───── Material for this exercise
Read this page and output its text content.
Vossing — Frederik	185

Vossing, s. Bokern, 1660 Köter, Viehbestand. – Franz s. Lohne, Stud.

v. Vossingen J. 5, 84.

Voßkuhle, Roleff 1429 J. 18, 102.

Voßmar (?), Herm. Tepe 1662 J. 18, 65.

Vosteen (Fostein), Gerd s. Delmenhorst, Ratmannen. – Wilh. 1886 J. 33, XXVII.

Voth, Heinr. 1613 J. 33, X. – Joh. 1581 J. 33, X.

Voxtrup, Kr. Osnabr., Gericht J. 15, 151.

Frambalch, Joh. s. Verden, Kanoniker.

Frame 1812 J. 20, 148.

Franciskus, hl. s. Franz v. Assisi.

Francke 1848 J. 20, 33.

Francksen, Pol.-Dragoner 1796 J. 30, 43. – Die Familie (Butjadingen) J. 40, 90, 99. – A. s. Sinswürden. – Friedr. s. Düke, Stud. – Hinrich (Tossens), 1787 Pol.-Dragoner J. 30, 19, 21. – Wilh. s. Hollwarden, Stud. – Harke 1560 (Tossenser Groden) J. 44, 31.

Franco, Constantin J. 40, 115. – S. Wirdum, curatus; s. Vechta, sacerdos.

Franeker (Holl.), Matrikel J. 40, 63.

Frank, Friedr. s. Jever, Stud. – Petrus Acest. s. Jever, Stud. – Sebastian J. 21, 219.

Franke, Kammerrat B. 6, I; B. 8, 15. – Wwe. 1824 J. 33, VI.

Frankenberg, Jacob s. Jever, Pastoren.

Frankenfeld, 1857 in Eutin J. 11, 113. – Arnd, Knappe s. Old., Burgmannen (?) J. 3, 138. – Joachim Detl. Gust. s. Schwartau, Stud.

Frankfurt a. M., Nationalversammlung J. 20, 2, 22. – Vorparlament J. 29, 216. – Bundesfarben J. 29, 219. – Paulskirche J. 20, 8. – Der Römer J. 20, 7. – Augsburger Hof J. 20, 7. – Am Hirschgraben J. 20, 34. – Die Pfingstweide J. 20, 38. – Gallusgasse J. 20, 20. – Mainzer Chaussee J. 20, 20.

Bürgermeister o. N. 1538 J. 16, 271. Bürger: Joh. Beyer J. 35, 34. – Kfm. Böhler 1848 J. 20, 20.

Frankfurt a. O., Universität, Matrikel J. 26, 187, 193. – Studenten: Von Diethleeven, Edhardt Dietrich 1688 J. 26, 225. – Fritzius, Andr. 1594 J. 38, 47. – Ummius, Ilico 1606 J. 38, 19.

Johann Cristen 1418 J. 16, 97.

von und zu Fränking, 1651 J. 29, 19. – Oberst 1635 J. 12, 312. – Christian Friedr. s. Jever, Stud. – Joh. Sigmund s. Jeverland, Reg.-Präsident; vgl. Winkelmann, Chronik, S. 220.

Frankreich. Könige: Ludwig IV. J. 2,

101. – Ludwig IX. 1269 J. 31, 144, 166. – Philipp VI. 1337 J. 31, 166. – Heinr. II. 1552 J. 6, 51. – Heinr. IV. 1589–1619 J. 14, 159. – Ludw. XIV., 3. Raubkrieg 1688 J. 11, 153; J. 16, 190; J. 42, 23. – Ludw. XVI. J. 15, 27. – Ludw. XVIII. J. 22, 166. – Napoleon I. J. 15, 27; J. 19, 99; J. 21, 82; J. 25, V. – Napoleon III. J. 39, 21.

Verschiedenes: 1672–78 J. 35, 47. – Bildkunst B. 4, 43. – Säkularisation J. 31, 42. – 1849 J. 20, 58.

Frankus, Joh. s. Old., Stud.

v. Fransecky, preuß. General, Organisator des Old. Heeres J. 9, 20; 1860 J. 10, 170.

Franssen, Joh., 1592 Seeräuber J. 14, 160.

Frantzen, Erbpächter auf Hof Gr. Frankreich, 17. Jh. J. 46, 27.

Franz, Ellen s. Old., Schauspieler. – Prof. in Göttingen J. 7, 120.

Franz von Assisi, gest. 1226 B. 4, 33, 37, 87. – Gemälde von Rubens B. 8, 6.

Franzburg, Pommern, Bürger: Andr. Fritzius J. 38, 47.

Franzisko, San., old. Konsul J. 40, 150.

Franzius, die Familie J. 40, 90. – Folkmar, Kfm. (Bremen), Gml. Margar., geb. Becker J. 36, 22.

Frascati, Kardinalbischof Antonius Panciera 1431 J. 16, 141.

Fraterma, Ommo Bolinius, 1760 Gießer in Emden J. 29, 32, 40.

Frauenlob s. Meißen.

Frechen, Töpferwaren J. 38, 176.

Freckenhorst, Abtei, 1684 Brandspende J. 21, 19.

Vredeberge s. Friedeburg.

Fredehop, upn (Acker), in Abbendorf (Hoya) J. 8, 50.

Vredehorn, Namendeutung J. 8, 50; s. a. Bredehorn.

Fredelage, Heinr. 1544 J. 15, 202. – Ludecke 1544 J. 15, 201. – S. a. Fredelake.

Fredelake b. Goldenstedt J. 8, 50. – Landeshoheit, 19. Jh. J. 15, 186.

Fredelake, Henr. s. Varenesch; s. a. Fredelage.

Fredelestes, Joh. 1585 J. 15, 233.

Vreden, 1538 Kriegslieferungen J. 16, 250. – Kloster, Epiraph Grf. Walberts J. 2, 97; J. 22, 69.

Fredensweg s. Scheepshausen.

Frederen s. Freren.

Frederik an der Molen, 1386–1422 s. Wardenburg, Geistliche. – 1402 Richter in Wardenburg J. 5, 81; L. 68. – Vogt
──────────
> [What is being asked] Please output the complete data exactly.

> [The reply]
Read this page and output its text content.
Vossing — Frederik	185

Vossing, s. Bokern, 1660 Köter, Viehbestand. – Franz s. Lohne, Stud.

v. Vossingen J. 5, 84.

Voßkuhle, Roleff 1429 J. 18, 102.

Voßmar (?), Herm. Tepe 1662 J. 18, 65.

Vosteen (Fostein), Gerd s. Delmenhorst, Ratmannen. – Wilh. 1886 J. 33, XXVII.

Voth, Heinr. 1613 J. 33, X. – Joh. 1581 J. 33, X.

Voxtrup, Kr. Osnabr., Gericht J. 15, 151.

Frambalch, Joh. s. Verden, Kanoniker.

Frame 1812 J. 20, 148.

Franciskus, hl. s. Franz v. Assisi.

Francke 1848 J. 20, 33.

Francksen, Pol.-Dragoner 1796 J. 30, 43. – Die Familie (Butjadingen) J. 40, 90, 99. – A. s. Sinswürden. – Friedr. s. Düke, Stud. – Hinrich (Tossens), 1787 Pol.-Dragoner J. 30, 19, 21. – Wilh. s. Hollwarden, Stud. – Harke 1560 (Tossenser Groden) J. 44, 31.

Franco, Constantin J. 40, 115. – S. Wirdum, curatus; s. Vechta, sacerdos.

Franeker (Holl.), Matrikel J. 40, 63.

Frank, Friedr. s. Jever, Stud. – Petrus Acest. s. Jever, Stud. – Sebastian J. 21, 219.

Franke, Kammerrat B. 6, I; B. 8, 15. – Wwe. 1824 J. 33, VI.

Frankenberg, Jacob s. Jever, Pastoren.

Frankenfeld, 1857 in Eutin J. 11, 113. – Arnd, Knappe s. Old., Burgmannen (?) J. 3, 138. – Joachim Detl. Gust. s. Schwartau, Stud.

Frankfurt a. M., Nationalversammlung J. 20, 2, 22. – Vorparlament J. 29, 216. – Bundesfarben J. 29, 219. – Paulskirche J. 20, 8. – Der Römer J. 20, 7. – Augsburger Hof J. 20, 7. – Am Hirschgraben J. 20, 34. – Die Pfingstweide J. 20, 38. – Gallusgasse J. 20, 20. – Mainzer Chaussee J. 20, 20.

Bürgermeister o. N. 1538 J. 16, 271. Bürger: Joh. Beyer J. 35, 34. – Kfm. Böhler 1848 J. 20, 20.

Frankfurt a. O., Universität, Matrikel J. 26, 187, 193. – Studenten: Von Diethleeven, Edhardt Dietrich 1688 J. 26, 225. – Fritzius, Andr. 1594 J. 38, 47. – Ummius, Ilico 1606 J. 38, 19.

Johann Cristen 1418 J. 16, 97.

von und zu Fränking, 1651 J. 29, 19. – Oberst 1635 J. 12, 312. – Christian Friedr. s. Jever, Stud. – Joh. Sigmund s. Jeverland, Reg.-Präsident; vgl. Winkelmann, Chronik, S. 220.

Frankreich. Könige: Ludwig IV. J. 2,

101. – Ludwig IX. 1269 J. 31, 144, 166. – Philipp VI. 1337 J. 31, 166. – Heinr. II. 1552 J. 6, 51. – Heinr. IV. 1589–1619 J. 14, 159. – Ludw. XIV., 3. Raubkrieg 1688 J. 11, 153; J. 16, 190; J. 42, 23. – Ludw. XVI. J. 15, 27. – Ludw. XVIII. J. 22, 166. – Napoleon I. J. 15, 27; J. 19, 99; J. 21, 82; J. 25, V. – Napoleon III. J. 39, 21.

Verschiedenes: 1672–78 J. 35, 47. – Bildkunst B. 4, 43. – Säkularisation J. 31, 42. – 1849 J. 20, 58.

Frankus, Joh. s. Old., Stud.

v. Fransecky, preuß. General, Organisator des Old. Heeres J. 9, 20; 1860 J. 10, 170.

Franssen, Joh., 1592 Seeräuber J. 14, 160.

Frantzen, Erbpächter auf Hof Gr. Frankreich, 17. Jh. J. 46, 27.

Franz, Ellen s. Old., Schauspieler. – Prof. in Göttingen J. 7, 120.

Franz von Assisi, gest. 1226 B. 4, 33, 37, 87. – Gemälde von Rubens B. 8, 6.

Franzburg, Pommern, Bürger: Andr. Fritzius J. 38, 47.

Franzisko, San., old. Konsul J. 40, 150.

Franzius, die Familie J. 40, 90. – Folkmar, Kfm. (Bremen), Gml. Margar., geb. Becker J. 36, 22.

Frascati, Kardinalbischof Antonius Panciera 1431 J. 16, 141.

Fraterma, Ommo Bolinius, 1760 Gießer in Emden J. 29, 32, 40.

Frauenlob s. Meißen.

Frechen, Töpferwaren J. 38, 176.

Freckenhorst, Abtei, 1684 Brandspende J. 21, 19.

Vredeberge s. Friedeburg.

Fredehop, upn (Acker), in Abbendorf (Hoya) J. 8, 50.

Vredehorn, Namendeutung J. 8, 50; s. a. Bredehorn.

Fredelage, Heinr. 1544 J. 15, 202. – Ludecke 1544 J. 15, 201. – S. a. Fredelake.

Fredelake b. Goldenstedt J. 8, 50. – Landeshoheit, 19. Jh. J. 15, 186.

Fredelake, Henr. s. Varenesch; s. a. Fredelage.

Fredelestes, Joh. 1585 J. 15, 233.

Vreden, 1538 Kriegslieferungen J. 16, 250. – Kloster, Epiraph Grf. Walberts J. 2, 97; J. 22, 69.

Fredensweg s. Scheepshausen.

Frederen s. Freren.

Frederik an der Molen, 1386–1422 s. Wardenburg, Geistliche. – 1402 Richter in Wardenburg J. 5, 81; L. 68. – Vogt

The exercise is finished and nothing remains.